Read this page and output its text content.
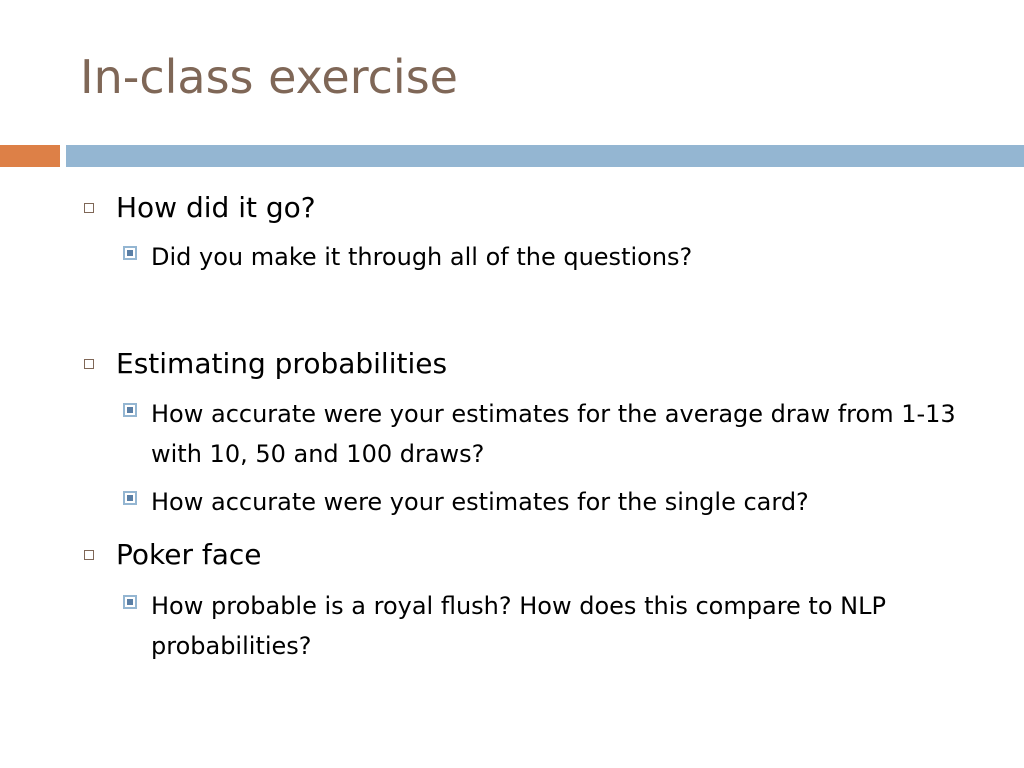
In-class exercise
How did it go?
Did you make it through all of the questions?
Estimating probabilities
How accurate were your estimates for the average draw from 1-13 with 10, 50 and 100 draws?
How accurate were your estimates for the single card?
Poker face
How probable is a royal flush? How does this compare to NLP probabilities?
*-*-*
### CHALLENGE
Repeat everything in the records precisely. Images are excluded from the copy.

### WRITTEN ANSWER
Read this page and output its text content.
In-class exercise
How did it go?
Did you make it through all of the questions?
Estimating probabilities
How accurate were your estimates for the average draw from 1-13 with 10, 50 and 100 draws?
How accurate were your estimates for the single card?
Poker face
How probable is a royal flush? How does this compare to NLP probabilities?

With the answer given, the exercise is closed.